-- start of Source records --

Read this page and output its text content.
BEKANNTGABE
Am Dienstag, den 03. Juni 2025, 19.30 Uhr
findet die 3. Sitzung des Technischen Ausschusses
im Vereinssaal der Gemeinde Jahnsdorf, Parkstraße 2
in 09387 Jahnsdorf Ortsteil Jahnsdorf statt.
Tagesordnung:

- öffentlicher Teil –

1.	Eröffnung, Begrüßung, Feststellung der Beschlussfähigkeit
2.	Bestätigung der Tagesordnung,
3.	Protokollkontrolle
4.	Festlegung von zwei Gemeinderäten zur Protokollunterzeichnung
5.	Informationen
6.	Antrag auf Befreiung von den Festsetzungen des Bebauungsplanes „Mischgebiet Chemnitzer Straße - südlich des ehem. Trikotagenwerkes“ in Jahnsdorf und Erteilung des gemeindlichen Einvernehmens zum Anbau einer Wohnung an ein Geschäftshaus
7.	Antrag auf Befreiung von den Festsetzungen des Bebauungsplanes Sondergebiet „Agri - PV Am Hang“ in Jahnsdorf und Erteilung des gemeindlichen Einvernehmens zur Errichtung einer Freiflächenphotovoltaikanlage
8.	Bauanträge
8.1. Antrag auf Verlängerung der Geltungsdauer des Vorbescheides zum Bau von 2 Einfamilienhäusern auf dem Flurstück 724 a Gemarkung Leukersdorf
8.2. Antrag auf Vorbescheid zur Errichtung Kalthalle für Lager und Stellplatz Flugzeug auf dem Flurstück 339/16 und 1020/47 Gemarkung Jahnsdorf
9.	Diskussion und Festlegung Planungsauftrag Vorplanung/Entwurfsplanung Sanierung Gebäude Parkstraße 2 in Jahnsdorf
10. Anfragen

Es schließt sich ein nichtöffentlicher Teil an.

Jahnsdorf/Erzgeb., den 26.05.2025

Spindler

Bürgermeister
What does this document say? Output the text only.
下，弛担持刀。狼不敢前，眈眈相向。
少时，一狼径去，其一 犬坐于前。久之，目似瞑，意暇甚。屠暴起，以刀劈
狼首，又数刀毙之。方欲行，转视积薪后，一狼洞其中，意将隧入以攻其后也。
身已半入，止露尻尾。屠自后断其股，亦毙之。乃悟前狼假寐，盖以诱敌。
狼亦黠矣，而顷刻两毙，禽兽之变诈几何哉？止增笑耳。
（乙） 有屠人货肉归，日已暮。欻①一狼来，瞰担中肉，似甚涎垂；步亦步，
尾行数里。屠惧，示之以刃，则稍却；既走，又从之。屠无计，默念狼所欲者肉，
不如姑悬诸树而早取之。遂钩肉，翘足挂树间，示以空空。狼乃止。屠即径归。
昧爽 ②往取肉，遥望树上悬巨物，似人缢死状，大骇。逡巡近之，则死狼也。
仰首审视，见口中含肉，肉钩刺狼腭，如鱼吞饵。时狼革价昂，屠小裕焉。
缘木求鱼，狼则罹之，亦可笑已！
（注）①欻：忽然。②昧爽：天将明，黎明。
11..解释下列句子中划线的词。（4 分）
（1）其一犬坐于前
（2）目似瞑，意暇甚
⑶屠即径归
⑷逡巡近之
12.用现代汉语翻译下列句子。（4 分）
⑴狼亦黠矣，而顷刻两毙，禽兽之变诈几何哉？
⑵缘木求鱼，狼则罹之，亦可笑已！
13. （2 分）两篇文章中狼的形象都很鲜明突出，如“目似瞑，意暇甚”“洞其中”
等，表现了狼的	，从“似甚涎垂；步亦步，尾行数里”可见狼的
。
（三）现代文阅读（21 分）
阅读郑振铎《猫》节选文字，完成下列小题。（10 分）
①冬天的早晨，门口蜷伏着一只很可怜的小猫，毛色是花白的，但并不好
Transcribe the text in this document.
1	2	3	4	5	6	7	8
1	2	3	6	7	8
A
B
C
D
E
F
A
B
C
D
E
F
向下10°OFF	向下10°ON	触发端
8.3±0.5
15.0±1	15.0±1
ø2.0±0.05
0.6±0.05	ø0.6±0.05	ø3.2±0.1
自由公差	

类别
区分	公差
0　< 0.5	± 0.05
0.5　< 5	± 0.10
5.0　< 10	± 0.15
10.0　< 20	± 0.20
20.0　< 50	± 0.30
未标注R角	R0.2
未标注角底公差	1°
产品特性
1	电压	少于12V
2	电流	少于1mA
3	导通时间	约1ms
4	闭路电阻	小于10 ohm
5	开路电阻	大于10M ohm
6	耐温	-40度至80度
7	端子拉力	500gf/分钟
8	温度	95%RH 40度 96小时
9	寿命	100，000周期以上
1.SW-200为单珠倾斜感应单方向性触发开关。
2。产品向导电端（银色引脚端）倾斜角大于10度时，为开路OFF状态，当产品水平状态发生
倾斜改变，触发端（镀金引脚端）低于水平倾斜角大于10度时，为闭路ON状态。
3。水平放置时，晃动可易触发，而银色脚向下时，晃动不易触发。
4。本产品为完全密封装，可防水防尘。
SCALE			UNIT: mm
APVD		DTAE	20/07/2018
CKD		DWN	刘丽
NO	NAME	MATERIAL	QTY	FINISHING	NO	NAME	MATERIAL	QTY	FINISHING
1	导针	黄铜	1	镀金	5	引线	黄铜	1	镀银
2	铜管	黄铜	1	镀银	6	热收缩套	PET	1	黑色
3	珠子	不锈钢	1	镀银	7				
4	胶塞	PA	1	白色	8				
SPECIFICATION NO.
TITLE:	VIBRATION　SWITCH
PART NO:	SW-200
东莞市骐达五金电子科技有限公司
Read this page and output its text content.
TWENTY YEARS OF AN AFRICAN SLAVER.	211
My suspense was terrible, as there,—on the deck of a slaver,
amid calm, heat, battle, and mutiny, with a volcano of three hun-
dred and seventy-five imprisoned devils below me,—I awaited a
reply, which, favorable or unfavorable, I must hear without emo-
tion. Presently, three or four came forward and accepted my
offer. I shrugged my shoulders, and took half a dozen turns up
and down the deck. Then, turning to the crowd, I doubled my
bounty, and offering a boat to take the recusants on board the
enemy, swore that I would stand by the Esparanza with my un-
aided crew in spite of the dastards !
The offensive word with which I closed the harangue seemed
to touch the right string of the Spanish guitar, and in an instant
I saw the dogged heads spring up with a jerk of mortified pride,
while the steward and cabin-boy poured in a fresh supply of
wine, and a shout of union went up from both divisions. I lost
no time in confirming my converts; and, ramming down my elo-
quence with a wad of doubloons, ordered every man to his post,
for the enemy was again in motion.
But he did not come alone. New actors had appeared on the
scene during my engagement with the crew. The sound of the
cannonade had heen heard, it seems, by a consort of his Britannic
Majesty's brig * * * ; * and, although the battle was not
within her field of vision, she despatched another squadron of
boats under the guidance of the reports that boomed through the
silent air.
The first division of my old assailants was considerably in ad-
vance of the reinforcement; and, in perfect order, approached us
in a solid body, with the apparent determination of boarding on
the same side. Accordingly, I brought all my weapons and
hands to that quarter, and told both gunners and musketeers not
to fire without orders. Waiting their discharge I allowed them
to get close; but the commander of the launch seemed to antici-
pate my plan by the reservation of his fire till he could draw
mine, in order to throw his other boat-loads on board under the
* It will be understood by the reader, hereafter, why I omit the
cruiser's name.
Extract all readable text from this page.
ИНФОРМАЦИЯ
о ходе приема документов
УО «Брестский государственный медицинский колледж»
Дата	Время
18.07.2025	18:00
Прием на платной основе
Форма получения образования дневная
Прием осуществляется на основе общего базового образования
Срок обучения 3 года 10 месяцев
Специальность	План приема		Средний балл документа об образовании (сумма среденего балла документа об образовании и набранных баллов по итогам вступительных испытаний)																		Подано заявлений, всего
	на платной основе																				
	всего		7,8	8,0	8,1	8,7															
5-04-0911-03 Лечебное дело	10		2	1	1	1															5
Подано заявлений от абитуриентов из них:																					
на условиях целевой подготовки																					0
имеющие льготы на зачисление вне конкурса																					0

-- end of Source records --

▶ [What you have to do]: From the line containing "Extract all readable text from this page." down to the final line of the data, write out every line exactly; both the first and last of these belong in your answer, and nothing else does.

▶ [Written answer]:
Extract all readable text from this page.
ИНФОРМАЦИЯ
о ходе приема документов
УО «Брестский государственный медицинский колледж»
Дата	Время
18.07.2025	18:00
Прием на платной основе
Форма получения образования дневная
Прием осуществляется на основе общего базового образования
Срок обучения 3 года 10 месяцев
Специальность	План приема		Средний балл документа об образовании (сумма среденего балла документа об образовании и набранных баллов по итогам вступительных испытаний)																		Подано заявлений, всего
	на платной основе																				
	всего		7,8	8,0	8,1	8,7															
5-04-0911-03 Лечебное дело	10		2	1	1	1															5
Подано заявлений от абитуриентов из них:																					
на условиях целевой подготовки																					0
имеющие льготы на зачисление вне конкурса																					0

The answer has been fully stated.